§ **EXERCISE GOAL**
Tally the lines in the data that follows that include the word "this", and report nothing but the total.

§ **DATA EXTRACT**

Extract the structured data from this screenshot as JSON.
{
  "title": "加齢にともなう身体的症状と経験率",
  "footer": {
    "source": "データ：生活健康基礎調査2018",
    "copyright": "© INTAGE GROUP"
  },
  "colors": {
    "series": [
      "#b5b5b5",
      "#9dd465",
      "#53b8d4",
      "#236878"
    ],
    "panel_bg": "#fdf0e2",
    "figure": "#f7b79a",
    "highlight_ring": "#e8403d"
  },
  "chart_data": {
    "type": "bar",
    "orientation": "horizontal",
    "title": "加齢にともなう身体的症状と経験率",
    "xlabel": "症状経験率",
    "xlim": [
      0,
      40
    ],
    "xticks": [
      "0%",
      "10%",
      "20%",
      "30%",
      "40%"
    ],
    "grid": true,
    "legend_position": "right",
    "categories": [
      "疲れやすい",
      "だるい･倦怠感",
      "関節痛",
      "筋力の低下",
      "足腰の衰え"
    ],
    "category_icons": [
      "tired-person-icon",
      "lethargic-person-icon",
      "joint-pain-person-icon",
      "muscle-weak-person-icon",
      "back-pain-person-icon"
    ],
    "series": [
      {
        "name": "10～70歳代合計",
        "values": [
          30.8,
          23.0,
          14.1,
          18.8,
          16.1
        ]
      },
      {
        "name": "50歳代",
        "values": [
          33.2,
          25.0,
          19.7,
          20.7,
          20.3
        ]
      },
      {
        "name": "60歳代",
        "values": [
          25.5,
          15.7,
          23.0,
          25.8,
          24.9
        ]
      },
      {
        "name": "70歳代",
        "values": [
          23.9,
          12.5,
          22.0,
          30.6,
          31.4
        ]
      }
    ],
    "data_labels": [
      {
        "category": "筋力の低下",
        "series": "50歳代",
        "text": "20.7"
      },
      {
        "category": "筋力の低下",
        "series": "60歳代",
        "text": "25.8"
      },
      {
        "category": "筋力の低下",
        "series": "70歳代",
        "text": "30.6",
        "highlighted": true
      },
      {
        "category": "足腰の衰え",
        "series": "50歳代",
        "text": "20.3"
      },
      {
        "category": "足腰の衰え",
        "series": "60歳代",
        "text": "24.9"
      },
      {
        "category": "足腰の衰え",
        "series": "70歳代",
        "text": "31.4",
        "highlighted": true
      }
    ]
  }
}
---
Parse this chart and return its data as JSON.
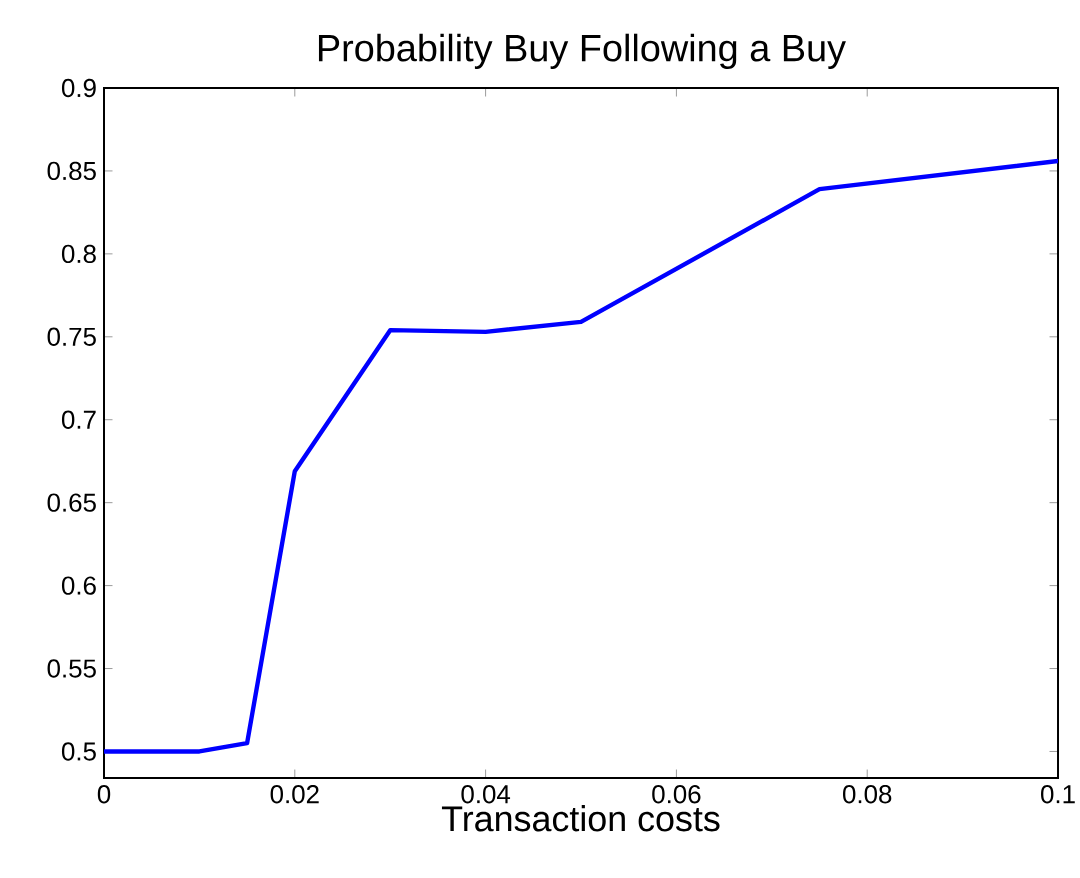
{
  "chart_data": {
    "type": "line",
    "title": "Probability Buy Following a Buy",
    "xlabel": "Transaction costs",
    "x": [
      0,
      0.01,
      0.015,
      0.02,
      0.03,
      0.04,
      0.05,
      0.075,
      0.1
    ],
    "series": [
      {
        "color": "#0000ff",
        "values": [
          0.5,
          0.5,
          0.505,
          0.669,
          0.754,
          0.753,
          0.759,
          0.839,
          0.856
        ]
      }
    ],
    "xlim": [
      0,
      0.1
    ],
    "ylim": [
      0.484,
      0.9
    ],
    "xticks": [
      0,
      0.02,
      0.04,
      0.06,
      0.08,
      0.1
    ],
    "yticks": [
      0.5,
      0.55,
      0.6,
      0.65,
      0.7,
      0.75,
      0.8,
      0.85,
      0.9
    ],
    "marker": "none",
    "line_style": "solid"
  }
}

§ **TASK OUTPUT**
2